La distinción y entre cruzamiento dialéctico entre las esferas de lo público y lo privado es uno de los presupuestos de lo político[20], junto con el conflicto y la relación mando/obediencia, según señalara Julien Freund[21].

La dialéctica entre el ámbito de lo público y lo privado aparece muy clara en el mundo clásico. En el mundo griego clásico se distinguía entre ta koiná (los asuntos públicos) y ta ídia (los asuntos privados). To koinón es “lo público”, opuesto a ídion, “lo privado”. El idiotes, de donde surge nuestro idiota, es el sustantivo derivado, con la carga peyorativa consecuente. Aristóteles discute si la virtud del hombre privado probo puede ser la del ciudadano y concluye que ambas virtudes son diferentes, siendo la del ciudadano siempre relativa a la politeia[22]. Debe tenerse en cuenta que la esfera de la vida pública se imponía al griego como una formidable presión, porque el hombre siempre se encontraba frente al hombre “públicamente”, en plena visibilidad personal. No era la presión del Estado frente al individuo; era la presión de lo público, de los ojos de los demás, sobre el individuo aislado. El ciudadano vivía poco en su casa. Dentro de sus actividades, era simplemente un lugar de refugio nocturno. Agorazein, un verbo que significa estar en la plaza, recorrer los lugares públicos y abiertos, sintetiza la vida del ciudadano de las poleis griegas.
* * * * * * *
## ENUNCIADO 1
Enumera los presupuestos de lo político que menciona el fragmento sobre lo público y lo privado, según lo señalado por Julien Freund.

## DATOS DE TRABAJO
* * * * * * *
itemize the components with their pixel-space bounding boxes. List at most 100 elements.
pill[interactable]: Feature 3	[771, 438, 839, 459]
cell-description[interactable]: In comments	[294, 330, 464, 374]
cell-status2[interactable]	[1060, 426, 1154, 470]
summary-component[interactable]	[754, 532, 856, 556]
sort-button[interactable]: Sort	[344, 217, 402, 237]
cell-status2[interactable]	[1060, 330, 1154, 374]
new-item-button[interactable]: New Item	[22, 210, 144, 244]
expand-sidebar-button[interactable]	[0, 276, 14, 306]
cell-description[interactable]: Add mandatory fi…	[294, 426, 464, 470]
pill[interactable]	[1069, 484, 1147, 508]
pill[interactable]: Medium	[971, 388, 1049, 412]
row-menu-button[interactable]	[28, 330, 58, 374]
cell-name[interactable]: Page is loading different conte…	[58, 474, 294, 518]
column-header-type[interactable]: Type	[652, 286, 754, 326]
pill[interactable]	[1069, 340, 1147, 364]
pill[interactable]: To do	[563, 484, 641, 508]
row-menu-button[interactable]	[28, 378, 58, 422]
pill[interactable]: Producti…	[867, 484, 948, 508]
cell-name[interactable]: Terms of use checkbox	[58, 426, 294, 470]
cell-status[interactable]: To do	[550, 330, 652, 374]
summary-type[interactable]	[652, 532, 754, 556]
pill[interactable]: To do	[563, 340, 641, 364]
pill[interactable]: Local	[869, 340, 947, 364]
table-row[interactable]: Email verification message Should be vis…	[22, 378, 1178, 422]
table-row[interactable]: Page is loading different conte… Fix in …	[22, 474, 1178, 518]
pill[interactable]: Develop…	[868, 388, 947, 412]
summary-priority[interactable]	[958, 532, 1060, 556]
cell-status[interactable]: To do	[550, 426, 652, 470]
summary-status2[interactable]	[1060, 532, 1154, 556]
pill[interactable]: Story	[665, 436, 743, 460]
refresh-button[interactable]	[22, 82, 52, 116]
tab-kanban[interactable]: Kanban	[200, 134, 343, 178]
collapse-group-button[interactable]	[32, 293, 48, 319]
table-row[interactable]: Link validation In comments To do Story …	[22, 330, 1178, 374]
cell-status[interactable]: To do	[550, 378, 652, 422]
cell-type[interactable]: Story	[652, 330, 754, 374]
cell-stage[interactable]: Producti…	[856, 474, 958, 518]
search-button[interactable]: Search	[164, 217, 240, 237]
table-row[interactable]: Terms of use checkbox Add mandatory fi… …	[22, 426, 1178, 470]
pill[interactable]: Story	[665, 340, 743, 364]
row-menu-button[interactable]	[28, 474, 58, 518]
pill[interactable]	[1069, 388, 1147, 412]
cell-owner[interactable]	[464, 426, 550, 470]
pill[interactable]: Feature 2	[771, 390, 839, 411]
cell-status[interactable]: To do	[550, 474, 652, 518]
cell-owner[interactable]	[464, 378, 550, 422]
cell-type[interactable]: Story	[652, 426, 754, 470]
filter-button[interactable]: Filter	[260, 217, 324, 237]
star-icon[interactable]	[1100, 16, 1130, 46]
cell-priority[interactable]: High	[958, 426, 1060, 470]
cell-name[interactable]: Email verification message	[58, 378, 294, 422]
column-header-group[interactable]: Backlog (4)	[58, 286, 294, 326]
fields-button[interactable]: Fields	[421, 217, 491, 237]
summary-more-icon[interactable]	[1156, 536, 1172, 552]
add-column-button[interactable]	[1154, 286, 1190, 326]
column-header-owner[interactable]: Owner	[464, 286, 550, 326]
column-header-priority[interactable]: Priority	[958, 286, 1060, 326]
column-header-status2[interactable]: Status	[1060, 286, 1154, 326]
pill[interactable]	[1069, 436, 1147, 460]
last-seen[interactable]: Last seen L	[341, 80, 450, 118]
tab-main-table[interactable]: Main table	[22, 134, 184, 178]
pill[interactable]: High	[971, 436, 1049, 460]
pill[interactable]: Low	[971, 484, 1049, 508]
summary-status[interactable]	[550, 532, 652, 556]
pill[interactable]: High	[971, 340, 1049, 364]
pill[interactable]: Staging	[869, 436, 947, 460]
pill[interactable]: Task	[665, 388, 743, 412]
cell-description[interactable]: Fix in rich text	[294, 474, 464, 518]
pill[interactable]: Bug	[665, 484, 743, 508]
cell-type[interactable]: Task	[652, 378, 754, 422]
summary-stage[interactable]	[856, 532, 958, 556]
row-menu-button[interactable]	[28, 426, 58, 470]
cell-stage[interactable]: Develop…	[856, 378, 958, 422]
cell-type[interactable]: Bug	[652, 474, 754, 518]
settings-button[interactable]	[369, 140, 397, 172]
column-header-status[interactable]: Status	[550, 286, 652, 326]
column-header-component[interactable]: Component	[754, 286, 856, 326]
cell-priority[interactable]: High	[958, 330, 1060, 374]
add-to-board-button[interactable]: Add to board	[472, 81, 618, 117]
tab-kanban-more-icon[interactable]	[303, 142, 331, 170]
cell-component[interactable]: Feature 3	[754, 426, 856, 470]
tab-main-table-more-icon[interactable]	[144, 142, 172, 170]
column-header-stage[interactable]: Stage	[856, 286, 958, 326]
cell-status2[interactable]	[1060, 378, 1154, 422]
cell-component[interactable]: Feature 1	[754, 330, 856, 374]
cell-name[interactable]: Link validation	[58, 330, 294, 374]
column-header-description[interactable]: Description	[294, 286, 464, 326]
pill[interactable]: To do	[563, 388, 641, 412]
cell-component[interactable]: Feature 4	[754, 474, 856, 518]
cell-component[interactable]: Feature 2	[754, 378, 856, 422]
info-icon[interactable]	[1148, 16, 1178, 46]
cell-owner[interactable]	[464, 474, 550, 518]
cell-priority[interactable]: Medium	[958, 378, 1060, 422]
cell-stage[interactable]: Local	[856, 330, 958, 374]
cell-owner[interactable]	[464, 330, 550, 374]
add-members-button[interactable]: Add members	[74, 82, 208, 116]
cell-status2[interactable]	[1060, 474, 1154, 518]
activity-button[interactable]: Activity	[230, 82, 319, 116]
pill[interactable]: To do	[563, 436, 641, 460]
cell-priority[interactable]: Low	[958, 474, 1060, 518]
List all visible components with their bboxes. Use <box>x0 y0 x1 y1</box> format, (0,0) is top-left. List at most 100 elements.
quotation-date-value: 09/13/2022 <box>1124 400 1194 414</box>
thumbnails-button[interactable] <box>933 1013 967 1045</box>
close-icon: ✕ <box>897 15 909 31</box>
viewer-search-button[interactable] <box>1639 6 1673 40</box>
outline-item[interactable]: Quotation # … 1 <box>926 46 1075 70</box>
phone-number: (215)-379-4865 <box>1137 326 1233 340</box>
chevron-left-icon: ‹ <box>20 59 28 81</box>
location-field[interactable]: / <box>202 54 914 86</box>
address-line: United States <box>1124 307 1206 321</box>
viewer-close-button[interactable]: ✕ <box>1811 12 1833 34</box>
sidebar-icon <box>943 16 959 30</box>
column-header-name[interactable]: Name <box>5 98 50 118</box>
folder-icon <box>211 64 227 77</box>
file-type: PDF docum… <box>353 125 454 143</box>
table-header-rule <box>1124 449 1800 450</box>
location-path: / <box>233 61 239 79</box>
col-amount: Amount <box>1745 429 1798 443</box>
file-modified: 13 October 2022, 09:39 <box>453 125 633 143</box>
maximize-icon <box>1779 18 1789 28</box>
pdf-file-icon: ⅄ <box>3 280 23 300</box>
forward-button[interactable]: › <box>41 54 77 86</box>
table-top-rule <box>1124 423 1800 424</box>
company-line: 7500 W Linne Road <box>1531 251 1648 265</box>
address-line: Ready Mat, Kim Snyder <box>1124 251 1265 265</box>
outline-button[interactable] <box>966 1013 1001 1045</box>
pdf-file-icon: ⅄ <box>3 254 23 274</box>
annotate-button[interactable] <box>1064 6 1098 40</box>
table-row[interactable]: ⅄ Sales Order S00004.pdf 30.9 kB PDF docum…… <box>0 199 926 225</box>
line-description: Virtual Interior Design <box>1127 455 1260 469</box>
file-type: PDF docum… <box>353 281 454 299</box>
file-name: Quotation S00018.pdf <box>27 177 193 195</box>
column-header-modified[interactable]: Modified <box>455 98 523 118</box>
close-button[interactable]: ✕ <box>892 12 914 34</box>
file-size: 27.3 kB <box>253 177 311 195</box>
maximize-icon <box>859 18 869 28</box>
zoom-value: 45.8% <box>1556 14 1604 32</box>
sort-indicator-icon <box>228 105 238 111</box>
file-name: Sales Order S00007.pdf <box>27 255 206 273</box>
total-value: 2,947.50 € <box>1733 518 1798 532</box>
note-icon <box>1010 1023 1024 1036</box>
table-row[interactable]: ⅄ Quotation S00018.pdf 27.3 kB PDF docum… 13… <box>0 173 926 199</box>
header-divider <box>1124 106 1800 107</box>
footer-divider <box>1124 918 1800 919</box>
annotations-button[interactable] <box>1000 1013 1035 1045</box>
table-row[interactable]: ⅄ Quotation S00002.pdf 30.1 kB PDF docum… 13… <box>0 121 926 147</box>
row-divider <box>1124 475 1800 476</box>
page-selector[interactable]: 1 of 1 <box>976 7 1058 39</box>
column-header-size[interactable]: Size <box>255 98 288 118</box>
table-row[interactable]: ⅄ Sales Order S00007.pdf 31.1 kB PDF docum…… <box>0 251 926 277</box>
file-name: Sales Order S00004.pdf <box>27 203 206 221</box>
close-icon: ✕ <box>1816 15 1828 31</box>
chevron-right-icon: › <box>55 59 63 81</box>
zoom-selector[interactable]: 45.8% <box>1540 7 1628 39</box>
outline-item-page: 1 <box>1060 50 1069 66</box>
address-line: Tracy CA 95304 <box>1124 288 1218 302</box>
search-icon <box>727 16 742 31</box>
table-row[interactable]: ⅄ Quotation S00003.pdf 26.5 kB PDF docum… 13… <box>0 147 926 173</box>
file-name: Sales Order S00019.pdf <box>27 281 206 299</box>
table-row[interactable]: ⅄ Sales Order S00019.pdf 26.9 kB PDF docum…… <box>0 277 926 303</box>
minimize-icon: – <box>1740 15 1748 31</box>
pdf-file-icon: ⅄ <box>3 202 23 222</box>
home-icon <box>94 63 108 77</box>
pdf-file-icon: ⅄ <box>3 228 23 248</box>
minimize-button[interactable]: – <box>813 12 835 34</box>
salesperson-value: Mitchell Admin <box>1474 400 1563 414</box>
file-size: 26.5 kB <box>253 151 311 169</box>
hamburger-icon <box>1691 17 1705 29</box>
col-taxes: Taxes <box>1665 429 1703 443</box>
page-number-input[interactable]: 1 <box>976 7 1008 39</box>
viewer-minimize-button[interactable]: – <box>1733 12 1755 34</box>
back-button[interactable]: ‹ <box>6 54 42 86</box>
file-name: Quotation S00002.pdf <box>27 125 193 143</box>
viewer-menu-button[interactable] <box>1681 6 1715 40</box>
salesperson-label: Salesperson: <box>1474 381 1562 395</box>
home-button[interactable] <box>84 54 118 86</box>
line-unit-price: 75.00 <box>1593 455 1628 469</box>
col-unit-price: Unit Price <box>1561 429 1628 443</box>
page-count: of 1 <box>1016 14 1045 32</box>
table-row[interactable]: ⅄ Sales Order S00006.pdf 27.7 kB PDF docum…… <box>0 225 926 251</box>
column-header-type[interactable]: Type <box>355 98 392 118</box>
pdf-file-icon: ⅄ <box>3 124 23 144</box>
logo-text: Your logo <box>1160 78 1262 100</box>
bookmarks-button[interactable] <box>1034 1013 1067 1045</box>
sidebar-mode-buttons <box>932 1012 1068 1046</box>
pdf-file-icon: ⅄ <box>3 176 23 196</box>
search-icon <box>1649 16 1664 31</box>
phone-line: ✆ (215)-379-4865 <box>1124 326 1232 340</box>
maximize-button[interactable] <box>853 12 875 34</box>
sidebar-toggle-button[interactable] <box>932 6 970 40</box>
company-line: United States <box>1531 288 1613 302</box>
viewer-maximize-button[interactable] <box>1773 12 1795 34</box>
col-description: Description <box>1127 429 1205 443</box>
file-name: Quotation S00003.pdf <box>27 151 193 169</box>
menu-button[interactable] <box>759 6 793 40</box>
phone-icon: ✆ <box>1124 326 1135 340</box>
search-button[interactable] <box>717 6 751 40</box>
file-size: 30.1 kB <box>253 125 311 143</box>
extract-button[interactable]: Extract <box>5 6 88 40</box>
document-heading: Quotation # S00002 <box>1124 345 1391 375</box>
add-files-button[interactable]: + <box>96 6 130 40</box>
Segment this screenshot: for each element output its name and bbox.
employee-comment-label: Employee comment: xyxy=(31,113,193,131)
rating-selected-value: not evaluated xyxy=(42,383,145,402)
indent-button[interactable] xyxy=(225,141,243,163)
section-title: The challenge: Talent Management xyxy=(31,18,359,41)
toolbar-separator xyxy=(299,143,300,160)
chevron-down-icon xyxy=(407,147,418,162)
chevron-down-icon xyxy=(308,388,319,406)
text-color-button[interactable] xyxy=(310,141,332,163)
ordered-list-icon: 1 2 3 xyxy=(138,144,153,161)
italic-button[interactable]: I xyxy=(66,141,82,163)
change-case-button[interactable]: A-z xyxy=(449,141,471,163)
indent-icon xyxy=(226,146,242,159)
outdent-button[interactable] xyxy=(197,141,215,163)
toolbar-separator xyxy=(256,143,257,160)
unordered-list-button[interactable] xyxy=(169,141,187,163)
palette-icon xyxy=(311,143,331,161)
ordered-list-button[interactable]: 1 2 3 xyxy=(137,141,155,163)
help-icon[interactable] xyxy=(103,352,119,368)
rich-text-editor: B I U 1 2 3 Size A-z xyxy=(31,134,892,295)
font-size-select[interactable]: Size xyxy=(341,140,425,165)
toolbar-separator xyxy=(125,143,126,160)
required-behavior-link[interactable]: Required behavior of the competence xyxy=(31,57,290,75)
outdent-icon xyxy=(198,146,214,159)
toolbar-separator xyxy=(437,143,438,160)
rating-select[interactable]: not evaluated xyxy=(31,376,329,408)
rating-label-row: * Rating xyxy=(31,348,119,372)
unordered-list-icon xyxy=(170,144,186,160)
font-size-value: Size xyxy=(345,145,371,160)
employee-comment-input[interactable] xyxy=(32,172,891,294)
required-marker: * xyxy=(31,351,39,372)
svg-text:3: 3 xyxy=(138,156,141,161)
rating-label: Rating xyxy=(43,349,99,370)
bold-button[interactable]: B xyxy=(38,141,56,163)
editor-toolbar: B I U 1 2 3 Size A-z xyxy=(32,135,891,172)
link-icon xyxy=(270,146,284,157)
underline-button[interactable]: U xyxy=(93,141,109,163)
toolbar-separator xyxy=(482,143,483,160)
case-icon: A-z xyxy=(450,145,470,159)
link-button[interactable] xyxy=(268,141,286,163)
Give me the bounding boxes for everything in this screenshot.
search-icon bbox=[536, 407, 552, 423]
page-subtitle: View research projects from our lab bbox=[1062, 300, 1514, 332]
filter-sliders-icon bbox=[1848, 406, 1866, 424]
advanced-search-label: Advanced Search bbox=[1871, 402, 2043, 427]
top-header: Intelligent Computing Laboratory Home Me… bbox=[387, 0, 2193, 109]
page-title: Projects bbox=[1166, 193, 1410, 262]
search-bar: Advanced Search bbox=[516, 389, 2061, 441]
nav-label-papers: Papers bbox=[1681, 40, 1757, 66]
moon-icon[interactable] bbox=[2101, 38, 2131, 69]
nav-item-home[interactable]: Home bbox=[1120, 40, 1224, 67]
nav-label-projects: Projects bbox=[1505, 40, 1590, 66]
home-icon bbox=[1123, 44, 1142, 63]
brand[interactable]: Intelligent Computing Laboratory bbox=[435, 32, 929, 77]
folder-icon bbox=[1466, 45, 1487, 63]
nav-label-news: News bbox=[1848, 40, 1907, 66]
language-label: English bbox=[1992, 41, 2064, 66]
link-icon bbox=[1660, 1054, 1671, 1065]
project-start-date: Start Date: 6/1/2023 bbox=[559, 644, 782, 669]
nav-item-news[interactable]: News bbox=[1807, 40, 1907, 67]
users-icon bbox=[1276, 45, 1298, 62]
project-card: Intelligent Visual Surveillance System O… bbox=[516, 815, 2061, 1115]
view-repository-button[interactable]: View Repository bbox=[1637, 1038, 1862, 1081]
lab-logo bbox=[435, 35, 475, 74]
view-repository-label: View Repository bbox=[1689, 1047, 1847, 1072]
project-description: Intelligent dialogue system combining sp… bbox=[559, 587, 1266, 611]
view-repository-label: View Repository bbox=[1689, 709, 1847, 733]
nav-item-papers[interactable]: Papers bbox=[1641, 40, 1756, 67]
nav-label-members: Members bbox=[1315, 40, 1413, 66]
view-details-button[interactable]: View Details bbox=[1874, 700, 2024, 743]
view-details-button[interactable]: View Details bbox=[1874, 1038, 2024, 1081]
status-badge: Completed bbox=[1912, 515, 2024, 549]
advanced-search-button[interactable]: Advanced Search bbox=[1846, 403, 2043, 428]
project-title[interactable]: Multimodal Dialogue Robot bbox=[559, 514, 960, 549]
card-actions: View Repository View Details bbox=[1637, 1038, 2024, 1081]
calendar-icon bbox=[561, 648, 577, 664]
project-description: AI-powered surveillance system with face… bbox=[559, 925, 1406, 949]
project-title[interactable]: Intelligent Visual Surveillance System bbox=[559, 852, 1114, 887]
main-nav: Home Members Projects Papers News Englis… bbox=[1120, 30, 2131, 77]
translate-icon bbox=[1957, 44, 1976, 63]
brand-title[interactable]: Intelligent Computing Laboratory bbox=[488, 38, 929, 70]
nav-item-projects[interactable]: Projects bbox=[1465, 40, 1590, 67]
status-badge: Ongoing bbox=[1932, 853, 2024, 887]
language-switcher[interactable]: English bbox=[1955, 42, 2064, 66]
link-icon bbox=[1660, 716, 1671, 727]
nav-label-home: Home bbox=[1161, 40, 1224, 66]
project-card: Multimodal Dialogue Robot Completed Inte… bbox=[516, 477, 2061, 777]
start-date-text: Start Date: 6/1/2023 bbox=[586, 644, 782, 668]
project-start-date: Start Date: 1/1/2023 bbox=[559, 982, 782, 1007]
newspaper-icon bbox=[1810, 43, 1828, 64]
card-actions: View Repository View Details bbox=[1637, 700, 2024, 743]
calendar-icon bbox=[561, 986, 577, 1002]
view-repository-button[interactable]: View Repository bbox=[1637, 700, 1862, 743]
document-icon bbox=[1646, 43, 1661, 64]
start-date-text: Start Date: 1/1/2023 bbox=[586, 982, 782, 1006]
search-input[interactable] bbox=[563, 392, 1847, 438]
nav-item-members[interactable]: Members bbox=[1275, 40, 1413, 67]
* * * * * * *
## ENUNCIADO 2
Cita textualmente las líneas del listado desde su comienzo hasta la línea que contiene "210, 144, 244]", ambas incluidas.

## SOLUCIÓN 1
- La distinción y el entrecruzamiento dialéctico entre las esferas de lo público y lo privado
- El conflicto
- La relación mando/obediencia

## SOLUCIÓN 2
itemize the components with their pixel-space bounding boxes. List at most 100 elements.
pill[interactable]: Feature 3	[771, 438, 839, 459]
cell-description[interactable]: In comments	[294, 330, 464, 374]
cell-status2[interactable]	[1060, 426, 1154, 470]
summary-component[interactable]	[754, 532, 856, 556]
sort-button[interactable]: Sort	[344, 217, 402, 237]
cell-status2[interactable]	[1060, 330, 1154, 374]
new-item-button[interactable]: New Item	[22, 210, 144, 244]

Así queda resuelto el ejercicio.